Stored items
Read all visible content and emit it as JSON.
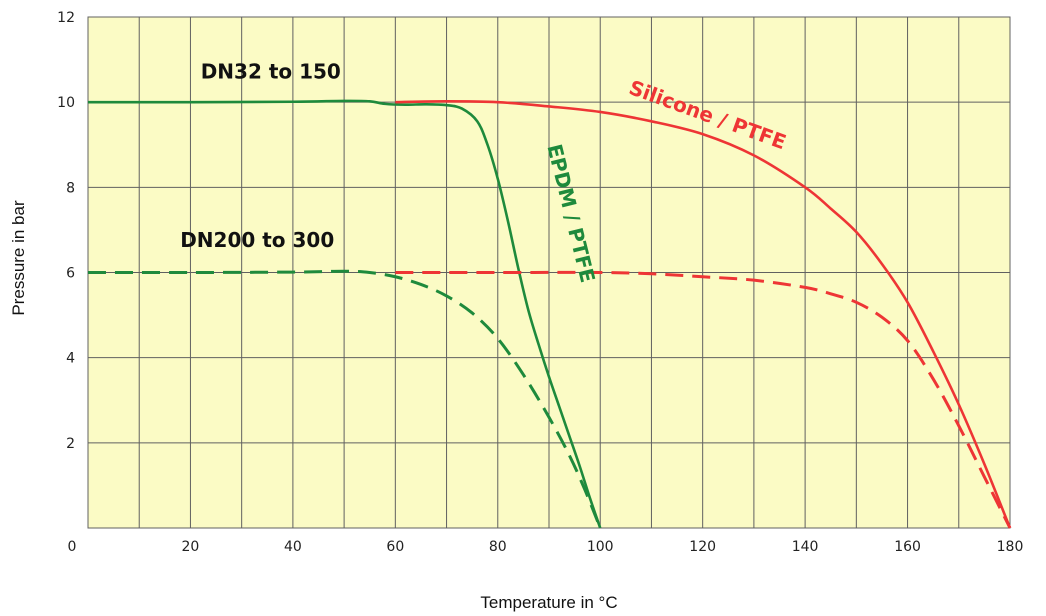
{
  "chart_data": {
    "type": "line",
    "title": "",
    "xlabel": "Temperature in °C",
    "ylabel": "Pressure in bar",
    "xlim": [
      0,
      180
    ],
    "ylim": [
      0,
      12
    ],
    "x_ticks": [
      0,
      20,
      40,
      60,
      80,
      100,
      120,
      140,
      160,
      180
    ],
    "y_ticks": [
      2,
      4,
      6,
      8,
      10,
      12
    ],
    "x_grid_step": 10,
    "y_grid_step": 2,
    "grid": true,
    "plot_background": "#fbfbc5",
    "grid_color": "#606060",
    "series": [
      {
        "key": "epdm-dn32-150",
        "color": "#1e8a3c",
        "dash": false,
        "points": [
          [
            0,
            10
          ],
          [
            20,
            10
          ],
          [
            40,
            10.01
          ],
          [
            50,
            10.03
          ],
          [
            55,
            10.02
          ],
          [
            58,
            9.96
          ],
          [
            62,
            9.94
          ],
          [
            66,
            9.95
          ],
          [
            70,
            9.93
          ],
          [
            73,
            9.85
          ],
          [
            76,
            9.55
          ],
          [
            78,
            9.0
          ],
          [
            80,
            8.2
          ],
          [
            82,
            7.2
          ],
          [
            84,
            6.1
          ],
          [
            86,
            5.1
          ],
          [
            88,
            4.3
          ],
          [
            90,
            3.55
          ],
          [
            92,
            2.85
          ],
          [
            94,
            2.15
          ],
          [
            96,
            1.45
          ],
          [
            98,
            0.7
          ],
          [
            100,
            0
          ]
        ]
      },
      {
        "key": "epdm-dn200-300",
        "color": "#1e8a3c",
        "dash": true,
        "points": [
          [
            0,
            6
          ],
          [
            20,
            6
          ],
          [
            40,
            6.01
          ],
          [
            50,
            6.03
          ],
          [
            55,
            6.0
          ],
          [
            60,
            5.9
          ],
          [
            65,
            5.72
          ],
          [
            70,
            5.45
          ],
          [
            75,
            5.05
          ],
          [
            80,
            4.45
          ],
          [
            85,
            3.6
          ],
          [
            90,
            2.6
          ],
          [
            94,
            1.7
          ],
          [
            97,
            0.9
          ],
          [
            100,
            0
          ]
        ]
      },
      {
        "key": "silicone-dn32-150",
        "color": "#ee3535",
        "dash": false,
        "points": [
          [
            60,
            10
          ],
          [
            70,
            10.02
          ],
          [
            80,
            10.0
          ],
          [
            90,
            9.9
          ],
          [
            100,
            9.77
          ],
          [
            110,
            9.55
          ],
          [
            120,
            9.25
          ],
          [
            130,
            8.75
          ],
          [
            140,
            8.0
          ],
          [
            145,
            7.5
          ],
          [
            150,
            6.95
          ],
          [
            155,
            6.2
          ],
          [
            160,
            5.3
          ],
          [
            165,
            4.15
          ],
          [
            170,
            2.9
          ],
          [
            175,
            1.5
          ],
          [
            180,
            0
          ]
        ]
      },
      {
        "key": "silicone-dn200-300",
        "color": "#ee3535",
        "dash": true,
        "points": [
          [
            60,
            6
          ],
          [
            80,
            6.0
          ],
          [
            100,
            6.0
          ],
          [
            110,
            5.97
          ],
          [
            120,
            5.9
          ],
          [
            130,
            5.82
          ],
          [
            140,
            5.65
          ],
          [
            145,
            5.5
          ],
          [
            150,
            5.3
          ],
          [
            155,
            4.95
          ],
          [
            160,
            4.4
          ],
          [
            165,
            3.5
          ],
          [
            170,
            2.4
          ],
          [
            175,
            1.2
          ],
          [
            180,
            0
          ]
        ]
      }
    ],
    "annotations": [
      {
        "key": "dn32",
        "text": "DN32 to 150",
        "x": 22,
        "y": 10.55,
        "angle": 0,
        "color": "#111111"
      },
      {
        "key": "dn200",
        "text": "DN200 to 300",
        "x": 18,
        "y": 6.6,
        "angle": 0,
        "color": "#111111"
      },
      {
        "key": "silicone",
        "text": "Silicone / PTFE",
        "x": 120.5,
        "y": 9.55,
        "angle": 20,
        "color": "#ee3535"
      },
      {
        "key": "epdm",
        "text": "EPDM / PTFE",
        "x": 93,
        "y": 7.35,
        "angle": 76,
        "color": "#1e8a3c"
      }
    ]
  }
}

What is expected: Omit the pictures, then quote the rest of the material above exactly.

Final result:
Read all visible content and emit it as JSON.
{
  "chart_data": {
    "type": "line",
    "title": "",
    "xlabel": "Temperature in °C",
    "ylabel": "Pressure in bar",
    "xlim": [
      0,
      180
    ],
    "ylim": [
      0,
      12
    ],
    "x_ticks": [
      0,
      20,
      40,
      60,
      80,
      100,
      120,
      140,
      160,
      180
    ],
    "y_ticks": [
      2,
      4,
      6,
      8,
      10,
      12
    ],
    "x_grid_step": 10,
    "y_grid_step": 2,
    "grid": true,
    "plot_background": "#fbfbc5",
    "grid_color": "#606060",
    "series": [
      {
        "key": "epdm-dn32-150",
        "color": "#1e8a3c",
        "dash": false,
        "points": [
          [
            0,
            10
          ],
          [
            20,
            10
          ],
          [
            40,
            10.01
          ],
          [
            50,
            10.03
          ],
          [
            55,
            10.02
          ],
          [
            58,
            9.96
          ],
          [
            62,
            9.94
          ],
          [
            66,
            9.95
          ],
          [
            70,
            9.93
          ],
          [
            73,
            9.85
          ],
          [
            76,
            9.55
          ],
          [
            78,
            9.0
          ],
          [
            80,
            8.2
          ],
          [
            82,
            7.2
          ],
          [
            84,
            6.1
          ],
          [
            86,
            5.1
          ],
          [
            88,
            4.3
          ],
          [
            90,
            3.55
          ],
          [
            92,
            2.85
          ],
          [
            94,
            2.15
          ],
          [
            96,
            1.45
          ],
          [
            98,
            0.7
          ],
          [
            100,
            0
          ]
        ]
      },
      {
        "key": "epdm-dn200-300",
        "color": "#1e8a3c",
        "dash": true,
        "points": [
          [
            0,
            6
          ],
          [
            20,
            6
          ],
          [
            40,
            6.01
          ],
          [
            50,
            6.03
          ],
          [
            55,
            6.0
          ],
          [
            60,
            5.9
          ],
          [
            65,
            5.72
          ],
          [
            70,
            5.45
          ],
          [
            75,
            5.05
          ],
          [
            80,
            4.45
          ],
          [
            85,
            3.6
          ],
          [
            90,
            2.6
          ],
          [
            94,
            1.7
          ],
          [
            97,
            0.9
          ],
          [
            100,
            0
          ]
        ]
      },
      {
        "key": "silicone-dn32-150",
        "color": "#ee3535",
        "dash": false,
        "points": [
          [
            60,
            10
          ],
          [
            70,
            10.02
          ],
          [
            80,
            10.0
          ],
          [
            90,
            9.9
          ],
          [
            100,
            9.77
          ],
          [
            110,
            9.55
          ],
          [
            120,
            9.25
          ],
          [
            130,
            8.75
          ],
          [
            140,
            8.0
          ],
          [
            145,
            7.5
          ],
          [
            150,
            6.95
          ],
          [
            155,
            6.2
          ],
          [
            160,
            5.3
          ],
          [
            165,
            4.15
          ],
          [
            170,
            2.9
          ],
          [
            175,
            1.5
          ],
          [
            180,
            0
          ]
        ]
      },
      {
        "key": "silicone-dn200-300",
        "color": "#ee3535",
        "dash": true,
        "points": [
          [
            60,
            6
          ],
          [
            80,
            6.0
          ],
          [
            100,
            6.0
          ],
          [
            110,
            5.97
          ],
          [
            120,
            5.9
          ],
          [
            130,
            5.82
          ],
          [
            140,
            5.65
          ],
          [
            145,
            5.5
          ],
          [
            150,
            5.3
          ],
          [
            155,
            4.95
          ],
          [
            160,
            4.4
          ],
          [
            165,
            3.5
          ],
          [
            170,
            2.4
          ],
          [
            175,
            1.2
          ],
          [
            180,
            0
          ]
        ]
      }
    ],
    "annotations": [
      {
        "key": "dn32",
        "text": "DN32 to 150",
        "x": 22,
        "y": 10.55,
        "angle": 0,
        "color": "#111111"
      },
      {
        "key": "dn200",
        "text": "DN200 to 300",
        "x": 18,
        "y": 6.6,
        "angle": 0,
        "color": "#111111"
      },
      {
        "key": "silicone",
        "text": "Silicone / PTFE",
        "x": 120.5,
        "y": 9.55,
        "angle": 20,
        "color": "#ee3535"
      },
      {
        "key": "epdm",
        "text": "EPDM / PTFE",
        "x": 93,
        "y": 7.35,
        "angle": 76,
        "color": "#1e8a3c"
      }
    ]
  }
}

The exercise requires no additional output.